### DIRECTION
Please copy all the lines that follow, word for word.

### GIVEN RECORDS
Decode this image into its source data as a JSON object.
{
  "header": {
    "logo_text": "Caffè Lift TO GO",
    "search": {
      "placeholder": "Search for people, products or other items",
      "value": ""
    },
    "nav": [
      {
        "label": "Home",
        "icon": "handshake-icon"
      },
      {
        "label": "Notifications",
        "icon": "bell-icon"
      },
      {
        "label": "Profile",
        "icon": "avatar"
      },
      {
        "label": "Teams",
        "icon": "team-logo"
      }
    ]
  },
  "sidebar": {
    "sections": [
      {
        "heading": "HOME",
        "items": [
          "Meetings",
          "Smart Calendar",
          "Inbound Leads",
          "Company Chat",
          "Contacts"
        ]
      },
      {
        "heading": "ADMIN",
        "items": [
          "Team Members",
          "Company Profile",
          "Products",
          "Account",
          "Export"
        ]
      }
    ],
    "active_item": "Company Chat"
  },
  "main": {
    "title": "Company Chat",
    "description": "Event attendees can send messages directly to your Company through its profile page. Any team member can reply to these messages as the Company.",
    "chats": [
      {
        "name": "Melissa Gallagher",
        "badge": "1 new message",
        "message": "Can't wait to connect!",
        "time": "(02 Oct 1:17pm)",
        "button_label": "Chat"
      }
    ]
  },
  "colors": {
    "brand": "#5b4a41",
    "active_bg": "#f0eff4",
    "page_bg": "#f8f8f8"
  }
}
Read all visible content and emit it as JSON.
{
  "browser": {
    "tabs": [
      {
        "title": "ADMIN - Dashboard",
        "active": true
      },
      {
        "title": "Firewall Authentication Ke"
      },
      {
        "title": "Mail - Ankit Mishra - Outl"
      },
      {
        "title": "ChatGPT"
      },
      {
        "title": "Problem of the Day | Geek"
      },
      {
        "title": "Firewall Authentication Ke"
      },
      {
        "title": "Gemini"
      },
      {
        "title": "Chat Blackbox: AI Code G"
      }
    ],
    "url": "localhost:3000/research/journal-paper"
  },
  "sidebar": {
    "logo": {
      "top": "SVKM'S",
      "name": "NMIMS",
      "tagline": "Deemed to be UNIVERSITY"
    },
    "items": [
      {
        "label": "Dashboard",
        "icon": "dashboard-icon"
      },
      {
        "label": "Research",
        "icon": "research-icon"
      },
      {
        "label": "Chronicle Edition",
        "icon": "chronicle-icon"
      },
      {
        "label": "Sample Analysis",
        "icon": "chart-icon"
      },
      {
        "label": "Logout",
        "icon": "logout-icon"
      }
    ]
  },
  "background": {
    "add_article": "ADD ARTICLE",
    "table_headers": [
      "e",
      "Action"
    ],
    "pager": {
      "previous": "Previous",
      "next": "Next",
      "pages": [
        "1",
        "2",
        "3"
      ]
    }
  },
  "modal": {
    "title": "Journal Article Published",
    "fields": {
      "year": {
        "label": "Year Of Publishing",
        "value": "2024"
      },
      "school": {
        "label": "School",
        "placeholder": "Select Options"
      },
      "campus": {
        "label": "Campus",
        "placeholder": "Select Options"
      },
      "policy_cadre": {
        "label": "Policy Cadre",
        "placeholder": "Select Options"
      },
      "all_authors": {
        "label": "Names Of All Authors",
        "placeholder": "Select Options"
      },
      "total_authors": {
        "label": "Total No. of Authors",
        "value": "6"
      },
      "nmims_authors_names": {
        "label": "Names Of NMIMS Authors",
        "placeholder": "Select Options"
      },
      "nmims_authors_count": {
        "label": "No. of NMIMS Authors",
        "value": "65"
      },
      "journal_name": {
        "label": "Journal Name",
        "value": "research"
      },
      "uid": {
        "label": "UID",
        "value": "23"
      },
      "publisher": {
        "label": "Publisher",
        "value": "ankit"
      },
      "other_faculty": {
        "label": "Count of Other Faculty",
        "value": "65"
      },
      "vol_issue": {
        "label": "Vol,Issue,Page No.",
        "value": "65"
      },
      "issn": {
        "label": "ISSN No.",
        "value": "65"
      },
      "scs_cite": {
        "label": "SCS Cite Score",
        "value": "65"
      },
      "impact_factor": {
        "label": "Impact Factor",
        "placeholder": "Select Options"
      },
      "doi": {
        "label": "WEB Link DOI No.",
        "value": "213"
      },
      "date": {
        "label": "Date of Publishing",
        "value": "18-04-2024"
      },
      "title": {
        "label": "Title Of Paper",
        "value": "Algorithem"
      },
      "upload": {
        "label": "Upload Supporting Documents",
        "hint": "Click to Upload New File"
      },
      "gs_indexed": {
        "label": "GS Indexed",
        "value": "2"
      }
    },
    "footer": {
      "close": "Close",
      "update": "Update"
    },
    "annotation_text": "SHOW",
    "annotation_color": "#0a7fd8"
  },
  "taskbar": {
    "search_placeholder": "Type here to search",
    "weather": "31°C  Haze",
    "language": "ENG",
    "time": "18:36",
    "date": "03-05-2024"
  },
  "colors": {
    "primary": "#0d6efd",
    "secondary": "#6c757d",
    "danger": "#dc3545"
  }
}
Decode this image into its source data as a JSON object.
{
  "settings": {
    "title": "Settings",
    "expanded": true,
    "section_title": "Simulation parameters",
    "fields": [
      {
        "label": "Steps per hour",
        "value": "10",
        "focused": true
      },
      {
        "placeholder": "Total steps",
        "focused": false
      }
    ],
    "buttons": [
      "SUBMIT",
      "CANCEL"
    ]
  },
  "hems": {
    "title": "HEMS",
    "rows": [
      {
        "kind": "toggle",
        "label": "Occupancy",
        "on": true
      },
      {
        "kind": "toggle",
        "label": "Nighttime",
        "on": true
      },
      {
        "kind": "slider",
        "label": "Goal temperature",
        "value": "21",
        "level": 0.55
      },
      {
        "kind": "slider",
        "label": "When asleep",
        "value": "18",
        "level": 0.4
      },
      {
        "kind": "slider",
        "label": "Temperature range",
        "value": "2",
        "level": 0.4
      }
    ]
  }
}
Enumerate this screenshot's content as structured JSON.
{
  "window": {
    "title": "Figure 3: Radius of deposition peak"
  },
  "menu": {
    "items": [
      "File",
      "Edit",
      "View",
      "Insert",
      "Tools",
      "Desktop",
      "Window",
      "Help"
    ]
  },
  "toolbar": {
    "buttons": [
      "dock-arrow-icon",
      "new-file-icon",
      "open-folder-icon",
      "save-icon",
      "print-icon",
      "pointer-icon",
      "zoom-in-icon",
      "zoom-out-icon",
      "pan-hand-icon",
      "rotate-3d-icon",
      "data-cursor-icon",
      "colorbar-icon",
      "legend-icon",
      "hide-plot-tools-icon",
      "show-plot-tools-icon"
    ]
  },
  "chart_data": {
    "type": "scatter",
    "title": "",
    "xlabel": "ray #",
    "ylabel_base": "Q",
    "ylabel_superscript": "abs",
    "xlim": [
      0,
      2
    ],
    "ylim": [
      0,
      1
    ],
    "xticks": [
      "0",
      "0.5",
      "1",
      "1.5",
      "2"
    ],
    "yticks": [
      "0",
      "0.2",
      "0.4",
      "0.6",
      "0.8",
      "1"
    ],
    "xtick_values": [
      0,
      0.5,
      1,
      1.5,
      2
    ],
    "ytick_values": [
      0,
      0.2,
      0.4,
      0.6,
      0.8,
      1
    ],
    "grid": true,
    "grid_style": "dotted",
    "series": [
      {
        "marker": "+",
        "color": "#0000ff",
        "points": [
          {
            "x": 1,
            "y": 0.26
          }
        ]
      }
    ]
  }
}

### RESULT FOR THIS EXERCISE
Decode this image into its source data as a JSON object.
{
  "header": {
    "logo_text": "Caffè Lift TO GO",
    "search": {
      "placeholder": "Search for people, products or other items",
      "value": ""
    },
    "nav": [
      {
        "label": "Home",
        "icon": "handshake-icon"
      },
      {
        "label": "Notifications",
        "icon": "bell-icon"
      },
      {
        "label": "Profile",
        "icon": "avatar"
      },
      {
        "label": "Teams",
        "icon": "team-logo"
      }
    ]
  },
  "sidebar": {
    "sections": [
      {
        "heading": "HOME",
        "items": [
          "Meetings",
          "Smart Calendar",
          "Inbound Leads",
          "Company Chat",
          "Contacts"
        ]
      },
      {
        "heading": "ADMIN",
        "items": [
          "Team Members",
          "Company Profile",
          "Products",
          "Account",
          "Export"
        ]
      }
    ],
    "active_item": "Company Chat"
  },
  "main": {
    "title": "Company Chat",
    "description": "Event attendees can send messages directly to your Company through its profile page. Any team member can reply to these messages as the Company.",
    "chats": [
      {
        "name": "Melissa Gallagher",
        "badge": "1 new message",
        "message": "Can't wait to connect!",
        "time": "(02 Oct 1:17pm)",
        "button_label": "Chat"
      }
    ]
  },
  "colors": {
    "brand": "#5b4a41",
    "active_bg": "#f0eff4",
    "page_bg": "#f8f8f8"
  }
}
Read all visible content and emit it as JSON.
{
  "browser": {
    "tabs": [
      {
        "title": "ADMIN - Dashboard",
        "active": true
      },
      {
        "title": "Firewall Authentication Ke"
      },
      {
        "title": "Mail - Ankit Mishra - Outl"
      },
      {
        "title": "ChatGPT"
      },
      {
        "title": "Problem of the Day | Geek"
      },
      {
        "title": "Firewall Authentication Ke"
      },
      {
        "title": "Gemini"
      },
      {
        "title": "Chat Blackbox: AI Code G"
      }
    ],
    "url": "localhost:3000/research/journal-paper"
  },
  "sidebar": {
    "logo": {
      "top": "SVKM'S",
      "name": "NMIMS",
      "tagline": "Deemed to be UNIVERSITY"
    },
    "items": [
      {
        "label": "Dashboard",
        "icon": "dashboard-icon"
      },
      {
        "label": "Research",
        "icon": "research-icon"
      },
      {
        "label": "Chronicle Edition",
        "icon": "chronicle-icon"
      },
      {
        "label": "Sample Analysis",
        "icon": "chart-icon"
      },
      {
        "label": "Logout",
        "icon": "logout-icon"
      }
    ]
  },
  "background": {
    "add_article": "ADD ARTICLE",
    "table_headers": [
      "e",
      "Action"
    ],
    "pager": {
      "previous": "Previous",
      "next": "Next",
      "pages": [
        "1",
        "2",
        "3"
      ]
    }
  },
  "modal": {
    "title": "Journal Article Published",
    "fields": {
      "year": {
        "label": "Year Of Publishing",
        "value": "2024"
      },
      "school": {
        "label": "School",
        "placeholder": "Select Options"
      },
      "campus": {
        "label": "Campus",
        "placeholder": "Select Options"
      },
      "policy_cadre": {
        "label": "Policy Cadre",
        "placeholder": "Select Options"
      },
      "all_authors": {
        "label": "Names Of All Authors",
        "placeholder": "Select Options"
      },
      "total_authors": {
        "label": "Total No. of Authors",
        "value": "6"
      },
      "nmims_authors_names": {
        "label": "Names Of NMIMS Authors",
        "placeholder": "Select Options"
      },
      "nmims_authors_count": {
        "label": "No. of NMIMS Authors",
        "value": "65"
      },
      "journal_name": {
        "label": "Journal Name",
        "value": "research"
      },
      "uid": {
        "label": "UID",
        "value": "23"
      },
      "publisher": {
        "label": "Publisher",
        "value": "ankit"
      },
      "other_faculty": {
        "label": "Count of Other Faculty",
        "value": "65"
      },
      "vol_issue": {
        "label": "Vol,Issue,Page No.",
        "value": "65"
      },
      "issn": {
        "label": "ISSN No.",
        "value": "65"
      },
      "scs_cite": {
        "label": "SCS Cite Score",
        "value": "65"
      },
      "impact_factor": {
        "label": "Impact Factor",
        "placeholder": "Select Options"
      },
      "doi": {
        "label": "WEB Link DOI No.",
        "value": "213"
      },
      "date": {
        "label": "Date of Publishing",
        "value": "18-04-2024"
      },
      "title": {
        "label": "Title Of Paper",
        "value": "Algorithem"
      },
      "upload": {
        "label": "Upload Supporting Documents",
        "hint": "Click to Upload New File"
      },
      "gs_indexed": {
        "label": "GS Indexed",
        "value": "2"
      }
    },
    "footer": {
      "close": "Close",
      "update": "Update"
    },
    "annotation_text": "SHOW",
    "annotation_color": "#0a7fd8"
  },
  "taskbar": {
    "search_placeholder": "Type here to search",
    "weather": "31°C  Haze",
    "language": "ENG",
    "time": "18:36",
    "date": "03-05-2024"
  },
  "colors": {
    "primary": "#0d6efd",
    "secondary": "#6c757d",
    "danger": "#dc3545"
  }
}
Decode this image into its source data as a JSON object.
{
  "settings": {
    "title": "Settings",
    "expanded": true,
    "section_title": "Simulation parameters",
    "fields": [
      {
        "label": "Steps per hour",
        "value": "10",
        "focused": true
      },
      {
        "placeholder": "Total steps",
        "focused": false
      }
    ],
    "buttons": [
      "SUBMIT",
      "CANCEL"
    ]
  },
  "hems": {
    "title": "HEMS",
    "rows": [
      {
        "kind": "toggle",
        "label": "Occupancy",
        "on": true
      },
      {
        "kind": "toggle",
        "label": "Nighttime",
        "on": true
      },
      {
        "kind": "slider",
        "label": "Goal temperature",
        "value": "21",
        "level": 0.55
      },
      {
        "kind": "slider",
        "label": "When asleep",
        "value": "18",
        "level": 0.4
      },
      {
        "kind": "slider",
        "label": "Temperature range",
        "value": "2",
        "level": 0.4
      }
    ]
  }
}
Enumerate this screenshot's content as structured JSON.
{
  "window": {
    "title": "Figure 3: Radius of deposition peak"
  },
  "menu": {
    "items": [
      "File",
      "Edit",
      "View",
      "Insert",
      "Tools",
      "Desktop",
      "Window",
      "Help"
    ]
  },
  "toolbar": {
    "buttons": [
      "dock-arrow-icon",
      "new-file-icon",
      "open-folder-icon",
      "save-icon",
      "print-icon",
      "pointer-icon",
      "zoom-in-icon",
      "zoom-out-icon",
      "pan-hand-icon",
      "rotate-3d-icon",
      "data-cursor-icon",
      "colorbar-icon",
      "legend-icon",
      "hide-plot-tools-icon",
      "show-plot-tools-icon"
    ]
  },
  "chart_data": {
    "type": "scatter",
    "title": "",
    "xlabel": "ray #",
    "ylabel_base": "Q",
    "ylabel_superscript": "abs",
    "xlim": [
      0,
      2
    ],
    "ylim": [
      0,
      1
    ],
    "xticks": [
      "0",
      "0.5",
      "1",
      "1.5",
      "2"
    ],
    "yticks": [
      "0",
      "0.2",
      "0.4",
      "0.6",
      "0.8",
      "1"
    ],
    "xtick_values": [
      0,
      0.5,
      1,
      1.5,
      2
    ],
    "ytick_values": [
      0,
      0.2,
      0.4,
      0.6,
      0.8,
      1
    ],
    "grid": true,
    "grid_style": "dotted",
    "series": [
      {
        "marker": "+",
        "color": "#0000ff",
        "points": [
          {
            "x": 1,
            "y": 0.26
          }
        ]
      }
    ]
  }
}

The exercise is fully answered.